Exercise details: Repeat the full listing, word for word.

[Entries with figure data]
----------------

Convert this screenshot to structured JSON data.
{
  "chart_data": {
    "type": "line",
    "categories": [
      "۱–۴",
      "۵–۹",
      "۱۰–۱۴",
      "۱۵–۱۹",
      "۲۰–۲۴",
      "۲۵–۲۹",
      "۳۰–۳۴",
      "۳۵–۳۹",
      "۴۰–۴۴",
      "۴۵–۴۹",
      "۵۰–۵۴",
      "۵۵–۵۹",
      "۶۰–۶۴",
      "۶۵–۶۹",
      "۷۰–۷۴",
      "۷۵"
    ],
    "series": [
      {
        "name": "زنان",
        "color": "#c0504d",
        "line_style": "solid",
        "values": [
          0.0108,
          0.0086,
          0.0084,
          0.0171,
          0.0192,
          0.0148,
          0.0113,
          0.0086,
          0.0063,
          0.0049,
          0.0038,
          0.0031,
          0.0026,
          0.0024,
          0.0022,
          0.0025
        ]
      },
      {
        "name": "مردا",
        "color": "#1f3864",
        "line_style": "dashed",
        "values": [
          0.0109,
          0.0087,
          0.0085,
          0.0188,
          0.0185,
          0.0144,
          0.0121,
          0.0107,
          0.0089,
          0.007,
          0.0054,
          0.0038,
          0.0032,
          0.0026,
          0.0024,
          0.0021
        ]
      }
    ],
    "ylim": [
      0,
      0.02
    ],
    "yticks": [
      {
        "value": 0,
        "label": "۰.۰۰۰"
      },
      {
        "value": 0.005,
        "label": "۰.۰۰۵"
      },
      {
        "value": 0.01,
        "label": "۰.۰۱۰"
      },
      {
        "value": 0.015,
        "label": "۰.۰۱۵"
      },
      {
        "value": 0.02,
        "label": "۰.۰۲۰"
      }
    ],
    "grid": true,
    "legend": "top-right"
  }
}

----------------

Written response:
Convert this screenshot to structured JSON data.
{
  "chart_data": {
    "type": "line",
    "categories": [
      "۱–۴",
      "۵–۹",
      "۱۰–۱۴",
      "۱۵–۱۹",
      "۲۰–۲۴",
      "۲۵–۲۹",
      "۳۰–۳۴",
      "۳۵–۳۹",
      "۴۰–۴۴",
      "۴۵–۴۹",
      "۵۰–۵۴",
      "۵۵–۵۹",
      "۶۰–۶۴",
      "۶۵–۶۹",
      "۷۰–۷۴",
      "۷۵"
    ],
    "series": [
      {
        "name": "زنان",
        "color": "#c0504d",
        "line_style": "solid",
        "values": [
          0.0108,
          0.0086,
          0.0084,
          0.0171,
          0.0192,
          0.0148,
          0.0113,
          0.0086,
          0.0063,
          0.0049,
          0.0038,
          0.0031,
          0.0026,
          0.0024,
          0.0022,
          0.0025
        ]
      },
      {
        "name": "مردا",
        "color": "#1f3864",
        "line_style": "dashed",
        "values": [
          0.0109,
          0.0087,
          0.0085,
          0.0188,
          0.0185,
          0.0144,
          0.0121,
          0.0107,
          0.0089,
          0.007,
          0.0054,
          0.0038,
          0.0032,
          0.0026,
          0.0024,
          0.0021
        ]
      }
    ],
    "ylim": [
      0,
      0.02
    ],
    "yticks": [
      {
        "value": 0,
        "label": "۰.۰۰۰"
      },
      {
        "value": 0.005,
        "label": "۰.۰۰۵"
      },
      {
        "value": 0.01,
        "label": "۰.۰۱۰"
      },
      {
        "value": 0.015,
        "label": "۰.۰۱۵"
      },
      {
        "value": 0.02,
        "label": "۰.۰۲۰"
      }
    ],
    "grid": true,
    "legend": "top-right"
  }
}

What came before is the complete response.